>> Start
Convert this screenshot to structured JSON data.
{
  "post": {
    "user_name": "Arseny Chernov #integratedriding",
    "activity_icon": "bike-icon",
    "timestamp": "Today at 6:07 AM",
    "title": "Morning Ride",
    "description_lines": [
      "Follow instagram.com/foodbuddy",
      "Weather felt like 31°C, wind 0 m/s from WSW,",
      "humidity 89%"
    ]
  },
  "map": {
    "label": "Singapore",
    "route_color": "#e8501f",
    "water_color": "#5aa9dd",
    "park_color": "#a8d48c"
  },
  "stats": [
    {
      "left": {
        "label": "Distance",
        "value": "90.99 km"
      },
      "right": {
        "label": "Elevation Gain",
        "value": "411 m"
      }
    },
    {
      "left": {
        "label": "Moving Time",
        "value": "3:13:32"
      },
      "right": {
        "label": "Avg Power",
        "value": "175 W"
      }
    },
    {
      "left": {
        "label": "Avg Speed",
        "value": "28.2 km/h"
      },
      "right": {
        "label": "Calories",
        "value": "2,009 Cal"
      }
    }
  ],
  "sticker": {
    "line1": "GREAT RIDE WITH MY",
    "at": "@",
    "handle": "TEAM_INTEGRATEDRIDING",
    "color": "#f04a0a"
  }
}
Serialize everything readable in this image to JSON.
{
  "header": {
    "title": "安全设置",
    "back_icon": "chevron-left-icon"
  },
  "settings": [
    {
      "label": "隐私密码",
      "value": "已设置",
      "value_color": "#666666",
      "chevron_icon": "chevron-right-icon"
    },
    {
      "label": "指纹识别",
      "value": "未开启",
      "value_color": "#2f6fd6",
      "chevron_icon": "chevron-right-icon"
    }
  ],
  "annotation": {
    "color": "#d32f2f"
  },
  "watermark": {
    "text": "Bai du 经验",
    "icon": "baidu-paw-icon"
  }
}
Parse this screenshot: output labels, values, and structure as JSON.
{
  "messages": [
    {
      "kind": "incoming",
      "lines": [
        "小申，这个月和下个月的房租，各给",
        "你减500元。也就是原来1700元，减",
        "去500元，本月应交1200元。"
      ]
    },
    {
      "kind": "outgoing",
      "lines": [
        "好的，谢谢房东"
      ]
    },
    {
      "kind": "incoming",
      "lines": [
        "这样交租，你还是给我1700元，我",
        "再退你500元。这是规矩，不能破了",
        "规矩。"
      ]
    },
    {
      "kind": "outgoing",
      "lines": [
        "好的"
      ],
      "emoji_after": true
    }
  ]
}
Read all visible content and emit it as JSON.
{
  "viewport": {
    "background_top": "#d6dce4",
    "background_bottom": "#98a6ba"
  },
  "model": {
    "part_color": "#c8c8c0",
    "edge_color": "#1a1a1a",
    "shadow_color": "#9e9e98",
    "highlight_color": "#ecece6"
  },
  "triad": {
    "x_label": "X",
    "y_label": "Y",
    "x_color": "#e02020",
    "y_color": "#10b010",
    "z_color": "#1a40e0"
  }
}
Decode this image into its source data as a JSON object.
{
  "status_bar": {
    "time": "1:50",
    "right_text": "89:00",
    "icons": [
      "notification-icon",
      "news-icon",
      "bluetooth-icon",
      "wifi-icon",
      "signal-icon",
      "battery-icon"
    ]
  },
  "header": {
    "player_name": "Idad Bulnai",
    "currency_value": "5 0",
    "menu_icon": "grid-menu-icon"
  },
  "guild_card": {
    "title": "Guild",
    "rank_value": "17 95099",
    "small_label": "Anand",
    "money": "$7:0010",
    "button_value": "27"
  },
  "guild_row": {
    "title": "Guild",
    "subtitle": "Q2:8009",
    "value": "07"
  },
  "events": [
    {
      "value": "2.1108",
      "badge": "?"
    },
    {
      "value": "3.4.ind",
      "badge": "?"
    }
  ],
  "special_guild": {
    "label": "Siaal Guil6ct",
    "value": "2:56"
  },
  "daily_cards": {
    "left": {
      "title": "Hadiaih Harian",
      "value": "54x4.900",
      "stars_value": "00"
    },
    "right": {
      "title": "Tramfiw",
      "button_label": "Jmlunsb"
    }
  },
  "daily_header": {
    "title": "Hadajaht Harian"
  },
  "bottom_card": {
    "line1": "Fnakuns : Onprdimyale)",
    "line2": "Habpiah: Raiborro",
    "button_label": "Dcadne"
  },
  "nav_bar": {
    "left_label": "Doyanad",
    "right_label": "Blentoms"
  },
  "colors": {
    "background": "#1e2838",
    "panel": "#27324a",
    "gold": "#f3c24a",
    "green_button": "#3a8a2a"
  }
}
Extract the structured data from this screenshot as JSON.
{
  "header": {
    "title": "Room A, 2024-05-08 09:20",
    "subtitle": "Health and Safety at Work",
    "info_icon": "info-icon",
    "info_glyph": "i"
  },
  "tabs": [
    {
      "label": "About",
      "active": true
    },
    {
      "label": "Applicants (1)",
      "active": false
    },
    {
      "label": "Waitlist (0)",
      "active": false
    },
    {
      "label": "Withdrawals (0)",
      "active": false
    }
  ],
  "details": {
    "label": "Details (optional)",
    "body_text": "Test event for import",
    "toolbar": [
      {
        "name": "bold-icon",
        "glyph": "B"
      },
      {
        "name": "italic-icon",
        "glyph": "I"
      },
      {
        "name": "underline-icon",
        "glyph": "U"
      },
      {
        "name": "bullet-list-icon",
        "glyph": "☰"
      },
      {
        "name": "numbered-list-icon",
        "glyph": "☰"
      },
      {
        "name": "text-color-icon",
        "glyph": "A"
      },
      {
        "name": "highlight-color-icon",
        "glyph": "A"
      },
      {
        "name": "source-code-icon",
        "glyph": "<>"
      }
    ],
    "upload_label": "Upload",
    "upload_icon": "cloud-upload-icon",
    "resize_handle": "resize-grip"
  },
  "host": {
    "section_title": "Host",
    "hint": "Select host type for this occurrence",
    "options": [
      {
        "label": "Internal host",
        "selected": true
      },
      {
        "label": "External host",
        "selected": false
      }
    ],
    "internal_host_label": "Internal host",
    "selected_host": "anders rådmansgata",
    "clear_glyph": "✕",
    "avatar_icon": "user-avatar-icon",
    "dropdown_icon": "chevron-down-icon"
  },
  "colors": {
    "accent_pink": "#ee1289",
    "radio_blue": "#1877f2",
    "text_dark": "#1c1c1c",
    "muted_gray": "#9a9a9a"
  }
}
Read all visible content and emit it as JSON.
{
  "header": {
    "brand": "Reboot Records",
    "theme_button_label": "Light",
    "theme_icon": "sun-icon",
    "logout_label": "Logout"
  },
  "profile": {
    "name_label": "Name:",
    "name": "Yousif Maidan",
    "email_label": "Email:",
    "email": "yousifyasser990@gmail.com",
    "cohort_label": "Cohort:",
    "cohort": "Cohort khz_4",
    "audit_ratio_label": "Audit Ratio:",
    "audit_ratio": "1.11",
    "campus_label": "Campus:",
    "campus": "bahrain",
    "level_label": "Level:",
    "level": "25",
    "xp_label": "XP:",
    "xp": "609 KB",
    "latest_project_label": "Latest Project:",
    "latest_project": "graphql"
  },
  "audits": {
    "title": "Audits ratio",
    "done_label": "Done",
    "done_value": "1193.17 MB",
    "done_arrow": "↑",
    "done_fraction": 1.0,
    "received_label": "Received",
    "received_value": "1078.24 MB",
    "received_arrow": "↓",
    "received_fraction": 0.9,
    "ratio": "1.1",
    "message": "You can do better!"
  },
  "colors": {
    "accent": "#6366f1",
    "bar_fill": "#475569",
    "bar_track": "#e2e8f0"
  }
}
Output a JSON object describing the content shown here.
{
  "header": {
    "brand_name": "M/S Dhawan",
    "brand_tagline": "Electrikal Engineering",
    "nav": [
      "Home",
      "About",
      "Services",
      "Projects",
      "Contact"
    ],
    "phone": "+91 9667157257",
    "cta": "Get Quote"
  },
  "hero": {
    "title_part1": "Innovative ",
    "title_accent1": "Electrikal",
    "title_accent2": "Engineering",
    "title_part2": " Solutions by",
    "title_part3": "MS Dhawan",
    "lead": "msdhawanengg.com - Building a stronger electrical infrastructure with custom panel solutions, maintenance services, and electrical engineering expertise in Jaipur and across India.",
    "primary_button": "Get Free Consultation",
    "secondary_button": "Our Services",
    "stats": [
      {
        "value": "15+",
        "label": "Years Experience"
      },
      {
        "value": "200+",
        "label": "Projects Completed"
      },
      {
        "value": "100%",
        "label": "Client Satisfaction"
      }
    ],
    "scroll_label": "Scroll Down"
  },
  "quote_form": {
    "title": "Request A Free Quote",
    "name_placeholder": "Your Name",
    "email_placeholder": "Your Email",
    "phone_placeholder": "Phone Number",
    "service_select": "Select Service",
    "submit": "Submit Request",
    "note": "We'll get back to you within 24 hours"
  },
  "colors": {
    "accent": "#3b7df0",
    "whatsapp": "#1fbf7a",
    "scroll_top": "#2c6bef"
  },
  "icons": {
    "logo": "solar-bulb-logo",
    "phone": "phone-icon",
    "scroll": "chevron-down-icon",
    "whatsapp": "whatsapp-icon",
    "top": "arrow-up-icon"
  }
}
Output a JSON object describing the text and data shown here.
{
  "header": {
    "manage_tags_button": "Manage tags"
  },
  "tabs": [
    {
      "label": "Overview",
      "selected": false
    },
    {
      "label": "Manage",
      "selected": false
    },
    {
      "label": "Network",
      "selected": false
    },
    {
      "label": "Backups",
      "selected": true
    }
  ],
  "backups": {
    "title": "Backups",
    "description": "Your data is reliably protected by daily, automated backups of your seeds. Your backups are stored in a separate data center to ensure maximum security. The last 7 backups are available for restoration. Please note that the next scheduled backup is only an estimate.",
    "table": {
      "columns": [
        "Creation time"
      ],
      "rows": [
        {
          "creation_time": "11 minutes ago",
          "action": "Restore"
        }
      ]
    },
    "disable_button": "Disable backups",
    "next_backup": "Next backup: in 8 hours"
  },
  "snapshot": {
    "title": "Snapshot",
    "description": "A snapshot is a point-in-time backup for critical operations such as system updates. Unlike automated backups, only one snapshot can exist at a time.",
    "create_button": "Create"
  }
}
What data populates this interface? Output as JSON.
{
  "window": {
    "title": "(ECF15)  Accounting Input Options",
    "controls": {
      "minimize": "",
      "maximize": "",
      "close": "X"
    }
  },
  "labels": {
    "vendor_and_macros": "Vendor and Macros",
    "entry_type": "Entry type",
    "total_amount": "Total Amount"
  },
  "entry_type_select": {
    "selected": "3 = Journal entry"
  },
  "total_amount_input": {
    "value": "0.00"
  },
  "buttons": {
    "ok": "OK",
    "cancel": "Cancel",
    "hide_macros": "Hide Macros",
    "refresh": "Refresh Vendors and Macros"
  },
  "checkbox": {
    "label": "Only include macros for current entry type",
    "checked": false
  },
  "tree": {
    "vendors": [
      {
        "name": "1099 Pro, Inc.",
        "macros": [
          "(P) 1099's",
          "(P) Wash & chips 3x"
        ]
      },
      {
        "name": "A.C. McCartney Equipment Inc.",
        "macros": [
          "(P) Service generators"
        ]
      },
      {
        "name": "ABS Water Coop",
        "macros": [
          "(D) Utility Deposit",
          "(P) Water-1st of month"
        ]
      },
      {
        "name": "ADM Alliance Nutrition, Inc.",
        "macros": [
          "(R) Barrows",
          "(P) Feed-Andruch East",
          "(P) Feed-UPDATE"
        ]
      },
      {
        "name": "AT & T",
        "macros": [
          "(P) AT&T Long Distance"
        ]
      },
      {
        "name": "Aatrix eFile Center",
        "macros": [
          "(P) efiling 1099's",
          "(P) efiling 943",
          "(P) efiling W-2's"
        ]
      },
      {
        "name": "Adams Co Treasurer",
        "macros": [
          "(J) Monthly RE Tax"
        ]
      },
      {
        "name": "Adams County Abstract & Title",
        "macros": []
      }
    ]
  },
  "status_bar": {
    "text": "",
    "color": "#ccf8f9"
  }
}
>> End
Instructions to follow.
Report each line in the preceding entries that holds the string "whatsapp".

Written solution.
    "whatsapp": "#1fbf7a",
    "whatsapp": "whatsapp-icon",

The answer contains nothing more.